**TASK MATERIAL**
"""
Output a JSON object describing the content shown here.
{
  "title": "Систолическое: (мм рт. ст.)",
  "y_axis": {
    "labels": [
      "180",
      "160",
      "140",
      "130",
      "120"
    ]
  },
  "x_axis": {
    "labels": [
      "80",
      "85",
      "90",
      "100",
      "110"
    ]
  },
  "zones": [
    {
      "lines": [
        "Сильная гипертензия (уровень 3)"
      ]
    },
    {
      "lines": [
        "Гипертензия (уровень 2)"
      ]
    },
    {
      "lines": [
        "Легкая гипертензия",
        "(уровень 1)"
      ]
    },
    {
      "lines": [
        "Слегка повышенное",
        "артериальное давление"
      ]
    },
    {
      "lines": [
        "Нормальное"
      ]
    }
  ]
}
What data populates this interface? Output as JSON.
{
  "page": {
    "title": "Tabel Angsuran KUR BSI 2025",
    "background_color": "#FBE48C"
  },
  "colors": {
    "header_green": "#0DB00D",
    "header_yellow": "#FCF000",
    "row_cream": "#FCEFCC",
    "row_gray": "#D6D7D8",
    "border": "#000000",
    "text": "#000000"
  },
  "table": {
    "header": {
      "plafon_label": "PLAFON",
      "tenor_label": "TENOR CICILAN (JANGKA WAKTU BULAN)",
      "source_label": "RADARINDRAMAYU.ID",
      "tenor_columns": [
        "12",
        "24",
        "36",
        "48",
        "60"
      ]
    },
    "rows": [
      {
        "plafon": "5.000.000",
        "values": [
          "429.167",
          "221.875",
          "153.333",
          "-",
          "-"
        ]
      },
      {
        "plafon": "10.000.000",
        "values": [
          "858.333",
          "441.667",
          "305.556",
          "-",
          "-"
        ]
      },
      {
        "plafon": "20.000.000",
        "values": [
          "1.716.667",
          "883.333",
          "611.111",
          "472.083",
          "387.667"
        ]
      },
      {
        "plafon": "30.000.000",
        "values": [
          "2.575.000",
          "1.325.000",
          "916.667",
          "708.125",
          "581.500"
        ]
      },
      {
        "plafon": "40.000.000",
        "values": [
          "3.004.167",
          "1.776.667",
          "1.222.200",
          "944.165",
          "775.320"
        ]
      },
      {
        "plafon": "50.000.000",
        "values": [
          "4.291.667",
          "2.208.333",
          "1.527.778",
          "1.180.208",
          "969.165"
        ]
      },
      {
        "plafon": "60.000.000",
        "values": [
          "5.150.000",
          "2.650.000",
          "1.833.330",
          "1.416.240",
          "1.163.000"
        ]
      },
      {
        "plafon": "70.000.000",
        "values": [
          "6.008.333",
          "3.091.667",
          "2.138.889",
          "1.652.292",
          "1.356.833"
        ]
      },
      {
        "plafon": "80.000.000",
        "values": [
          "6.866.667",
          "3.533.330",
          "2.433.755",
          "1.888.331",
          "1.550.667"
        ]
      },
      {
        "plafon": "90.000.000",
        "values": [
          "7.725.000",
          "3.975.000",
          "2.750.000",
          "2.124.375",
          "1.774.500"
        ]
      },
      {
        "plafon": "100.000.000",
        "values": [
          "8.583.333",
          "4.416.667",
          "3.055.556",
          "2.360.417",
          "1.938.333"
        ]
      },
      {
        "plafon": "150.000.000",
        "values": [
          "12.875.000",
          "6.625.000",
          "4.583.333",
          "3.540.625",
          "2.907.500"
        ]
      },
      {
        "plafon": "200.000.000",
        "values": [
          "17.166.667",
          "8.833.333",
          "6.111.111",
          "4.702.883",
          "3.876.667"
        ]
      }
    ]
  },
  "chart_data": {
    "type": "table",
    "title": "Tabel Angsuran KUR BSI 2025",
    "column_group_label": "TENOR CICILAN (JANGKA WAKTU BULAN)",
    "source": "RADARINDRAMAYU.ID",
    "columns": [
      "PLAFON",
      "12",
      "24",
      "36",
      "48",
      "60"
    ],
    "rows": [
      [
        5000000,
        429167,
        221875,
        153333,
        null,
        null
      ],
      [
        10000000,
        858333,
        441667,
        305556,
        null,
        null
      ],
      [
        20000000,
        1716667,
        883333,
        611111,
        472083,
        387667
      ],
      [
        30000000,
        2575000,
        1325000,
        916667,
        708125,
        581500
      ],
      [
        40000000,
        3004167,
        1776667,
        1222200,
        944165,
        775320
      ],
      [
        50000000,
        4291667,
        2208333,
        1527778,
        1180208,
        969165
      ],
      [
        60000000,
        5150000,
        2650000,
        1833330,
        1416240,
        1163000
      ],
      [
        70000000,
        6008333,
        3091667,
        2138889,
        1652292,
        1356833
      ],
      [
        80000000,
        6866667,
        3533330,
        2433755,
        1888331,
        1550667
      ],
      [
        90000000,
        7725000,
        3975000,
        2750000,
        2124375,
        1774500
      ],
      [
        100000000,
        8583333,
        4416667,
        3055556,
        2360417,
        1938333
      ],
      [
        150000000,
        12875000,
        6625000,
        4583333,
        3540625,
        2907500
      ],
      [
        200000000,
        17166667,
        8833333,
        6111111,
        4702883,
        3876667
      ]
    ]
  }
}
"""
**TASK INSTRUCTIONS**
Out of the preceding entries, pull every line containing the string "Output".

**ANSWER TO THE PROBLEM**
Output a JSON object describing the content shown here.
What data populates this interface? Output as JSON.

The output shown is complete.